• Exercise set:
#1 Reproduce the part of the film commentary that begins at the words "The movie shows" and stops after "would only loosen.", substituting "headscarf" for "veil".
#2 Continue the film commentary on the Muslim middle class, picking up after its final sentence.
:: Source extract
The movie shows the limitations and aspirations of the middle class. And the middle class with its focus on individualism, achievement, consumerism, penchant for demonstration, and belief in the instrumentality of the market economy seeks to realise its aspirations by overcoming the limitations. So even a puritanical husband in the movie would ask his wife to shun veil on one occasion, when they plan to attend a marriage in a modern Muslim family. As the size of the Muslim middle class in India grows and as they are required to negotiate with a wide variety of situations for which nothing ever prepares them, it is only inevitable that they would seek solutions in secular domain. And the hold of tradition would only loosen.
As rightly depicted in the movie, it is the power of Muslim women which is in the process of becoming a force multiplier. Three generations of women but all of them one way or the other resent the hold of patriarchy and associated claustrophobia. It may be mute and silent in the case of Insiya’s grandmother; smouldering but still reluctant in the case of her mother; but when it comes to Insiya, she is defiance personified. And she would stop short of nothing when she has made up her mind.
A common education system is the best guarantee as far as the intimations of modernity are concerned. As kids from different backgrounds are thrown together and as they understand each other, they shed their prejudices and explore points of commonality. Friendships and even love could develop and mental barriers are bound to crumble. I am sure it must be everyone’s experience. Pitted against the anxiety to perform and getting a job in a high-talent but scarce-opportunity market, both their predicament and sense of possibility are essentially secular.
::::
:: Records shown
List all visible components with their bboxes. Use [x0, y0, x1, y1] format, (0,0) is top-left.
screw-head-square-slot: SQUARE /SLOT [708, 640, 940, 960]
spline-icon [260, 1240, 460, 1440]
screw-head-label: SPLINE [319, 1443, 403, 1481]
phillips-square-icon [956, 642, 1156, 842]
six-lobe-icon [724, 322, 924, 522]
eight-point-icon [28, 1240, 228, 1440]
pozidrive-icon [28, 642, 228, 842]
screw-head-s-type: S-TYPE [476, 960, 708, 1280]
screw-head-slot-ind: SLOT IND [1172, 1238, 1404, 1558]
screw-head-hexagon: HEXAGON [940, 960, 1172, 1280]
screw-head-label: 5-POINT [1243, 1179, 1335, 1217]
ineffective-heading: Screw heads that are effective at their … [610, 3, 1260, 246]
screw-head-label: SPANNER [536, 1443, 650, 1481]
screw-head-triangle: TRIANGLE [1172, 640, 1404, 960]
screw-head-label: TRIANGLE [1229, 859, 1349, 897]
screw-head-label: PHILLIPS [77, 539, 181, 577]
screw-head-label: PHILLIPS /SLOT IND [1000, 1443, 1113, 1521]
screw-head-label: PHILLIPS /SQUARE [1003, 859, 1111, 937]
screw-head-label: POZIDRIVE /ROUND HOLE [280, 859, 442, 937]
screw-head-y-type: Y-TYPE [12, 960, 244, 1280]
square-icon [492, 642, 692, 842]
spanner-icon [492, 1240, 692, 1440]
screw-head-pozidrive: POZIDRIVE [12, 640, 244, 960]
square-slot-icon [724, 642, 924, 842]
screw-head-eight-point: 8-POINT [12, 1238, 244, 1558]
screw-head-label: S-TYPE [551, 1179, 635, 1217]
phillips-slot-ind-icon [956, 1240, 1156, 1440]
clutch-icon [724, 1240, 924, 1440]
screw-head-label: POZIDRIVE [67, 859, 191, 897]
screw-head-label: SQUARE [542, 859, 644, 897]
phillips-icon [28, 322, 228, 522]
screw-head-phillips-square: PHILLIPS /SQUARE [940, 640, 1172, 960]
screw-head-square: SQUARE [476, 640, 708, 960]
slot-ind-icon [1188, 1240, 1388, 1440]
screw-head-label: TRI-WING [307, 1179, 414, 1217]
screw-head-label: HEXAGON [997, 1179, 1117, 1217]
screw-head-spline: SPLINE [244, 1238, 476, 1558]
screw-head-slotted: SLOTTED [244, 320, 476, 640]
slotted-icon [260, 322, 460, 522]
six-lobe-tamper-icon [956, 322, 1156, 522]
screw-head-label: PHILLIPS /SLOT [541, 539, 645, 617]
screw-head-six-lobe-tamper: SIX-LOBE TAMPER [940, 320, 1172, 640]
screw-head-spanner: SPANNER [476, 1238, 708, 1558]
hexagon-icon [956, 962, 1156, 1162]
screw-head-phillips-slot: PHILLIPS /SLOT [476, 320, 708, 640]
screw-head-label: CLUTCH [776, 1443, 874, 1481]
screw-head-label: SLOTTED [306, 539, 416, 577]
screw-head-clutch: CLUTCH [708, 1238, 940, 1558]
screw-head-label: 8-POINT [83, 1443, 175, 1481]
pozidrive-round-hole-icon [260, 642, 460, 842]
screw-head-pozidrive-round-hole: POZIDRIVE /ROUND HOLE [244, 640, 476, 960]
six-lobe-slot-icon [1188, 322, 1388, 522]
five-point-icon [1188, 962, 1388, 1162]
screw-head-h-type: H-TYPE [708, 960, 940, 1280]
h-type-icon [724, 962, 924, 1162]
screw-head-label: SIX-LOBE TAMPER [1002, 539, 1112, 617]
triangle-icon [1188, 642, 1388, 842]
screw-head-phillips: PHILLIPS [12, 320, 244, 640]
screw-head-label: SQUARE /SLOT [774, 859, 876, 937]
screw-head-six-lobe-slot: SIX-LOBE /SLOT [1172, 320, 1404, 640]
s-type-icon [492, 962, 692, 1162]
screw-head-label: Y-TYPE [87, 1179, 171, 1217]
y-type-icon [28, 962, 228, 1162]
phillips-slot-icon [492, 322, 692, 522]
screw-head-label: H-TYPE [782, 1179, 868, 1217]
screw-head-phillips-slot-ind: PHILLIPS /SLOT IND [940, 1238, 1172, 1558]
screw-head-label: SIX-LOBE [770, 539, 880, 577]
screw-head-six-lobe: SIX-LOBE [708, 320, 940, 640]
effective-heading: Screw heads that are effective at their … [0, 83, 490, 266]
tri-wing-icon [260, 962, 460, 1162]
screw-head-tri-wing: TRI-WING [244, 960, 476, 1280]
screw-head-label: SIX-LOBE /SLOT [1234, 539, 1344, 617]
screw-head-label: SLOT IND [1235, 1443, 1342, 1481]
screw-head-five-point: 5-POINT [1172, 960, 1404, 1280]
::::
• Answer list:
#1
The movie shows the limitations and aspirations of the middle class. And the middle class with its focus on individualism, achievement, consumerism, penchant for demonstration, and belief in the instrumentality of the market economy seeks to realise its aspirations by overcoming the limitations. So even a puritanical husband in the movie would ask his wife to shun headscarf on one occasion, when they plan to attend a marriage in a modern Muslim family. As the size of the Muslim middle class in India grows and as they are required to negotiate with a wide variety of situations for which nothing ever prepares them, it is only inevitable that they would seek solutions in secular domain. And the hold of tradition would only loosen.

#2
The movie shows a number of gadgets, technology, and media – internet, social media, traditional media, YouTube – and the ambidexterity with which the new generation uses it. A case could be made that technology is a double-edged weapon but the movie rightly shows the way these are being used to connect, to reduce physical and emotional distances, and to say what has not been said before. So while technologies could foster conservatism, it could also be a very valuable ally against conservatism and in support of modernity.
Poetry, music, and cinema are essentially subversive. No good poetry could be puritanical; no good cinema could be conformist and music represents the triumph of spirit over both mind and matter.
The movie shows very explicitly that change does not come with a bang; it is the aggregation of very mundane, very small, very unremarkable events that happen every day which in the end graduate to critical mass. So regardless of patriarchal pretensions and theocratic backlash, the change towards modernity among the Muslims is destined to run its course.
And only one thing that could thwart and torpedo it (which is not part of the movie but which must be said) is muscular majoritarian brouhaha. Others like fatwa-issuing ulemas and triple talaq-uttering males – who cares for them!!!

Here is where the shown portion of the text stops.